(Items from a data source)
<<<<

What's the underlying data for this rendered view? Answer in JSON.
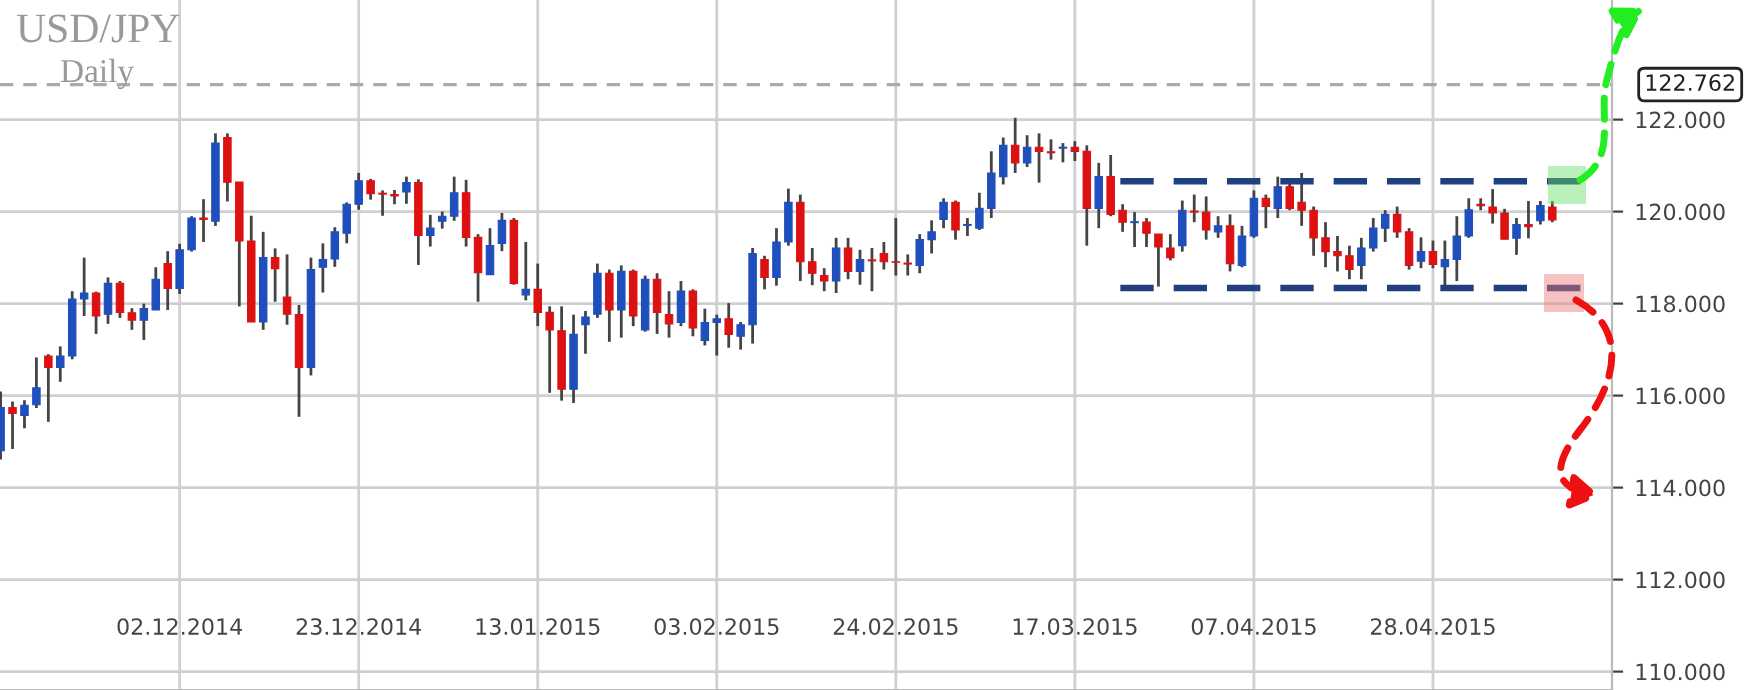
{
  "chart_data": {
    "type": "candlestick",
    "title": "USD/JPY",
    "subtitle": "Daily",
    "categories": [
      null,
      null,
      null,
      null,
      null,
      null,
      null,
      null,
      null,
      null,
      null,
      null,
      null,
      null,
      null,
      "02.12.2014",
      null,
      null,
      null,
      null,
      null,
      null,
      null,
      null,
      null,
      null,
      null,
      null,
      null,
      null,
      "23.12.2014",
      null,
      null,
      null,
      null,
      null,
      null,
      null,
      null,
      null,
      null,
      null,
      null,
      null,
      null,
      "13.01.2015",
      null,
      null,
      null,
      null,
      null,
      null,
      null,
      null,
      null,
      null,
      null,
      null,
      null,
      null,
      "03.02.2015",
      null,
      null,
      null,
      null,
      null,
      null,
      null,
      null,
      null,
      null,
      null,
      null,
      null,
      null,
      "24.02.2015",
      null,
      null,
      null,
      null,
      null,
      null,
      null,
      null,
      null,
      null,
      null,
      null,
      null,
      null,
      "17.03.2015",
      null,
      null,
      null,
      null,
      null,
      null,
      null,
      null,
      null,
      null,
      null,
      null,
      null,
      null,
      "07.04.2015",
      null,
      null,
      null,
      null,
      null,
      null,
      null,
      null,
      null,
      null,
      null,
      null,
      null,
      null,
      "28.04.2015",
      null,
      null,
      null,
      null,
      null,
      null,
      null,
      null,
      null,
      null
    ],
    "ohlc": [
      [
        114.8,
        116.09,
        114.61,
        115.74
      ],
      [
        115.74,
        115.87,
        114.84,
        115.61
      ],
      [
        115.57,
        115.9,
        115.29,
        115.79
      ],
      [
        115.8,
        116.83,
        115.73,
        116.17
      ],
      [
        116.86,
        116.9,
        115.43,
        116.61
      ],
      [
        116.61,
        117.07,
        116.3,
        116.86
      ],
      [
        116.86,
        118.27,
        116.79,
        118.1
      ],
      [
        118.1,
        119.0,
        117.73,
        118.23
      ],
      [
        118.23,
        118.26,
        117.34,
        117.73
      ],
      [
        117.77,
        118.57,
        117.56,
        118.44
      ],
      [
        118.44,
        118.49,
        117.69,
        117.81
      ],
      [
        117.8,
        117.9,
        117.43,
        117.64
      ],
      [
        117.64,
        118.0,
        117.21,
        117.89
      ],
      [
        117.86,
        118.79,
        117.86,
        118.53
      ],
      [
        118.87,
        119.14,
        117.86,
        118.33
      ],
      [
        118.33,
        119.3,
        118.21,
        119.17
      ],
      [
        119.17,
        119.9,
        119.13,
        119.86
      ],
      [
        119.86,
        120.27,
        119.34,
        119.83
      ],
      [
        119.79,
        121.7,
        119.69,
        121.49
      ],
      [
        121.61,
        121.7,
        120.22,
        120.64
      ],
      [
        120.64,
        120.64,
        117.94,
        119.36
      ],
      [
        119.36,
        119.91,
        117.6,
        117.6
      ],
      [
        117.6,
        119.56,
        117.43,
        119.0
      ],
      [
        119.0,
        119.2,
        118.04,
        118.76
      ],
      [
        118.14,
        119.07,
        117.54,
        117.77
      ],
      [
        117.76,
        117.97,
        115.54,
        116.61
      ],
      [
        116.61,
        119.0,
        116.44,
        118.74
      ],
      [
        118.79,
        119.31,
        118.24,
        118.96
      ],
      [
        118.97,
        119.66,
        118.8,
        119.56
      ],
      [
        119.53,
        120.2,
        119.31,
        120.16
      ],
      [
        120.16,
        120.84,
        120.04,
        120.67
      ],
      [
        120.67,
        120.71,
        120.26,
        120.39
      ],
      [
        120.4,
        120.46,
        119.91,
        120.38
      ],
      [
        120.37,
        120.47,
        120.16,
        120.34
      ],
      [
        120.43,
        120.76,
        120.17,
        120.63
      ],
      [
        120.63,
        120.7,
        118.84,
        119.48
      ],
      [
        119.48,
        119.93,
        119.24,
        119.64
      ],
      [
        119.79,
        120.0,
        119.63,
        119.9
      ],
      [
        119.9,
        120.76,
        119.8,
        120.41
      ],
      [
        120.41,
        120.69,
        119.24,
        119.44
      ],
      [
        119.44,
        119.51,
        118.04,
        118.67
      ],
      [
        118.63,
        119.64,
        118.63,
        119.26
      ],
      [
        119.31,
        119.97,
        119.14,
        119.81
      ],
      [
        119.81,
        119.86,
        118.41,
        118.44
      ],
      [
        118.19,
        119.34,
        118.07,
        118.31
      ],
      [
        118.31,
        118.87,
        117.51,
        117.81
      ],
      [
        117.81,
        117.94,
        116.06,
        117.43
      ],
      [
        117.41,
        117.94,
        115.89,
        116.14
      ],
      [
        116.14,
        117.76,
        115.84,
        117.33
      ],
      [
        117.54,
        117.84,
        116.91,
        117.71
      ],
      [
        117.77,
        118.87,
        117.69,
        118.66
      ],
      [
        118.66,
        118.74,
        117.17,
        117.86
      ],
      [
        117.86,
        118.83,
        117.26,
        118.7
      ],
      [
        118.7,
        118.74,
        117.51,
        117.73
      ],
      [
        117.43,
        118.61,
        117.39,
        118.53
      ],
      [
        118.53,
        118.66,
        117.34,
        117.81
      ],
      [
        117.76,
        118.27,
        117.26,
        117.56
      ],
      [
        117.59,
        118.49,
        117.51,
        118.27
      ],
      [
        118.27,
        118.31,
        117.29,
        117.47
      ],
      [
        117.2,
        117.89,
        117.09,
        117.59
      ],
      [
        117.59,
        117.76,
        116.87,
        117.67
      ],
      [
        117.67,
        118.01,
        117.04,
        117.33
      ],
      [
        117.29,
        117.6,
        117.0,
        117.54
      ],
      [
        117.54,
        119.21,
        117.13,
        119.09
      ],
      [
        118.96,
        119.04,
        118.31,
        118.57
      ],
      [
        118.57,
        119.64,
        118.39,
        119.34
      ],
      [
        119.34,
        120.5,
        119.26,
        120.2
      ],
      [
        120.2,
        120.37,
        118.49,
        118.91
      ],
      [
        118.91,
        119.21,
        118.4,
        118.66
      ],
      [
        118.61,
        118.77,
        118.27,
        118.49
      ],
      [
        118.49,
        119.43,
        118.23,
        119.21
      ],
      [
        119.21,
        119.43,
        118.53,
        118.7
      ],
      [
        118.7,
        119.17,
        118.41,
        118.96
      ],
      [
        118.95,
        119.21,
        118.27,
        118.93
      ],
      [
        119.09,
        119.34,
        118.74,
        118.91
      ],
      [
        118.91,
        119.86,
        118.61,
        118.9
      ],
      [
        118.88,
        119.07,
        118.61,
        118.86
      ],
      [
        118.83,
        119.51,
        118.66,
        119.39
      ],
      [
        119.39,
        119.81,
        119.09,
        119.56
      ],
      [
        119.83,
        120.29,
        119.64,
        120.2
      ],
      [
        120.2,
        120.24,
        119.39,
        119.6
      ],
      [
        119.7,
        119.86,
        119.47,
        119.72
      ],
      [
        119.64,
        120.41,
        119.6,
        120.07
      ],
      [
        120.07,
        121.31,
        119.86,
        120.84
      ],
      [
        120.76,
        121.61,
        120.59,
        121.44
      ],
      [
        121.44,
        122.04,
        120.84,
        121.06
      ],
      [
        121.06,
        121.66,
        120.97,
        121.4
      ],
      [
        121.4,
        121.7,
        120.63,
        121.31
      ],
      [
        121.3,
        121.57,
        121.13,
        121.28
      ],
      [
        121.38,
        121.49,
        121.07,
        121.4
      ],
      [
        121.4,
        121.53,
        121.1,
        121.31
      ],
      [
        121.31,
        121.44,
        119.26,
        120.07
      ],
      [
        120.07,
        121.06,
        119.64,
        120.76
      ],
      [
        120.76,
        121.23,
        119.9,
        119.94
      ],
      [
        120.03,
        120.16,
        119.56,
        119.77
      ],
      [
        119.76,
        119.99,
        119.23,
        119.78
      ],
      [
        119.77,
        119.86,
        119.23,
        119.53
      ],
      [
        119.51,
        119.51,
        118.37,
        119.23
      ],
      [
        119.21,
        119.51,
        118.94,
        119.0
      ],
      [
        119.26,
        120.24,
        119.13,
        120.03
      ],
      [
        120.01,
        120.37,
        119.77,
        119.99
      ],
      [
        119.99,
        120.33,
        119.39,
        119.6
      ],
      [
        119.56,
        119.9,
        119.43,
        119.69
      ],
      [
        119.69,
        119.94,
        118.7,
        118.87
      ],
      [
        118.83,
        119.69,
        118.79,
        119.47
      ],
      [
        119.47,
        120.46,
        119.43,
        120.29
      ],
      [
        120.29,
        120.37,
        119.64,
        120.11
      ],
      [
        120.07,
        120.76,
        119.86,
        120.54
      ],
      [
        120.54,
        120.63,
        120.03,
        120.07
      ],
      [
        120.2,
        120.84,
        119.69,
        120.03
      ],
      [
        120.03,
        120.11,
        119.04,
        119.43
      ],
      [
        119.43,
        119.77,
        118.79,
        119.13
      ],
      [
        119.13,
        119.47,
        118.7,
        119.04
      ],
      [
        119.04,
        119.26,
        118.53,
        118.74
      ],
      [
        118.83,
        119.43,
        118.53,
        119.21
      ],
      [
        119.21,
        119.86,
        119.13,
        119.64
      ],
      [
        119.64,
        120.03,
        119.34,
        119.94
      ],
      [
        119.94,
        120.11,
        119.43,
        119.56
      ],
      [
        119.56,
        119.64,
        118.74,
        118.83
      ],
      [
        118.92,
        119.44,
        118.77,
        119.13
      ],
      [
        119.13,
        119.37,
        118.77,
        118.85
      ],
      [
        118.8,
        119.37,
        118.37,
        118.96
      ],
      [
        118.96,
        119.9,
        118.49,
        119.47
      ],
      [
        119.47,
        120.29,
        119.43,
        120.04
      ],
      [
        120.16,
        120.29,
        120.03,
        120.13
      ],
      [
        120.1,
        120.49,
        119.74,
        119.97
      ],
      [
        119.97,
        120.06,
        119.4,
        119.4
      ],
      [
        119.42,
        119.86,
        119.06,
        119.72
      ],
      [
        119.72,
        120.23,
        119.42,
        119.67
      ],
      [
        119.8,
        120.23,
        119.72,
        120.13
      ],
      [
        120.1,
        120.23,
        119.77,
        119.82
      ]
    ],
    "colors": [
      "#1f4fbd",
      "#dd1111",
      "#1f4fbd",
      "#1f4fbd",
      "#dd1111",
      "#1f4fbd",
      "#1f4fbd",
      "#1f4fbd",
      "#dd1111",
      "#1f4fbd",
      "#dd1111",
      "#dd1111",
      "#1f4fbd",
      "#1f4fbd",
      "#dd1111",
      "#1f4fbd",
      "#1f4fbd",
      "#dd1111",
      "#1f4fbd",
      "#dd1111",
      "#dd1111",
      "#dd1111",
      "#1f4fbd",
      "#dd1111",
      "#dd1111",
      "#dd1111",
      "#1f4fbd",
      "#1f4fbd",
      "#1f4fbd",
      "#1f4fbd",
      "#1f4fbd",
      "#dd1111",
      "#dd1111",
      "#dd1111",
      "#1f4fbd",
      "#dd1111",
      "#1f4fbd",
      "#1f4fbd",
      "#1f4fbd",
      "#dd1111",
      "#dd1111",
      "#1f4fbd",
      "#1f4fbd",
      "#dd1111",
      "#1f4fbd",
      "#dd1111",
      "#dd1111",
      "#dd1111",
      "#1f4fbd",
      "#1f4fbd",
      "#1f4fbd",
      "#dd1111",
      "#1f4fbd",
      "#dd1111",
      "#1f4fbd",
      "#dd1111",
      "#dd1111",
      "#1f4fbd",
      "#dd1111",
      "#1f4fbd",
      "#1f4fbd",
      "#dd1111",
      "#1f4fbd",
      "#1f4fbd",
      "#dd1111",
      "#1f4fbd",
      "#1f4fbd",
      "#dd1111",
      "#dd1111",
      "#dd1111",
      "#1f4fbd",
      "#dd1111",
      "#1f4fbd",
      "#dd1111",
      "#dd1111",
      "#dd1111",
      "#dd1111",
      "#1f4fbd",
      "#1f4fbd",
      "#1f4fbd",
      "#dd1111",
      "#1f4fbd",
      "#1f4fbd",
      "#1f4fbd",
      "#1f4fbd",
      "#dd1111",
      "#1f4fbd",
      "#dd1111",
      "#dd1111",
      "#1f4fbd",
      "#dd1111",
      "#dd1111",
      "#1f4fbd",
      "#dd1111",
      "#dd1111",
      "#1f4fbd",
      "#dd1111",
      "#dd1111",
      "#dd1111",
      "#1f4fbd",
      "#dd1111",
      "#dd1111",
      "#1f4fbd",
      "#dd1111",
      "#1f4fbd",
      "#1f4fbd",
      "#dd1111",
      "#1f4fbd",
      "#dd1111",
      "#dd1111",
      "#dd1111",
      "#dd1111",
      "#dd1111",
      "#dd1111",
      "#1f4fbd",
      "#1f4fbd",
      "#1f4fbd",
      "#dd1111",
      "#dd1111",
      "#1f4fbd",
      "#dd1111",
      "#1f4fbd",
      "#1f4fbd",
      "#1f4fbd",
      "#dd1111",
      "#dd1111",
      "#dd1111",
      "#1f4fbd",
      "#dd1111",
      "#1f4fbd",
      "#dd1111"
    ],
    "ylim": [
      109.6,
      124.6
    ],
    "yticks": [
      {
        "value": 110,
        "label": "110.000"
      },
      {
        "value": 112,
        "label": "112.000"
      },
      {
        "value": 114,
        "label": "114.000"
      },
      {
        "value": 116,
        "label": "116.000"
      },
      {
        "value": 118,
        "label": "118.000"
      },
      {
        "value": 120,
        "label": "120.000"
      },
      {
        "value": 122,
        "label": "122.000"
      }
    ],
    "grid": true,
    "ref_lines": [
      {
        "axis": "y",
        "value": 122.762,
        "label": "122.762",
        "color": "#aaaaaa",
        "line_style": "dashed"
      },
      {
        "axis": "y",
        "value": 120.66,
        "color": "#1f3f7f",
        "line_style": "dashed"
      },
      {
        "axis": "y",
        "value": 118.34,
        "color": "#1f3f7f",
        "line_style": "dashed"
      }
    ]
  }
}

>>>>

§ WORK INSTRUCTIONS
Tell how many lines in the material above include the word "label", giving the number only.

§ THE RESPONSE
8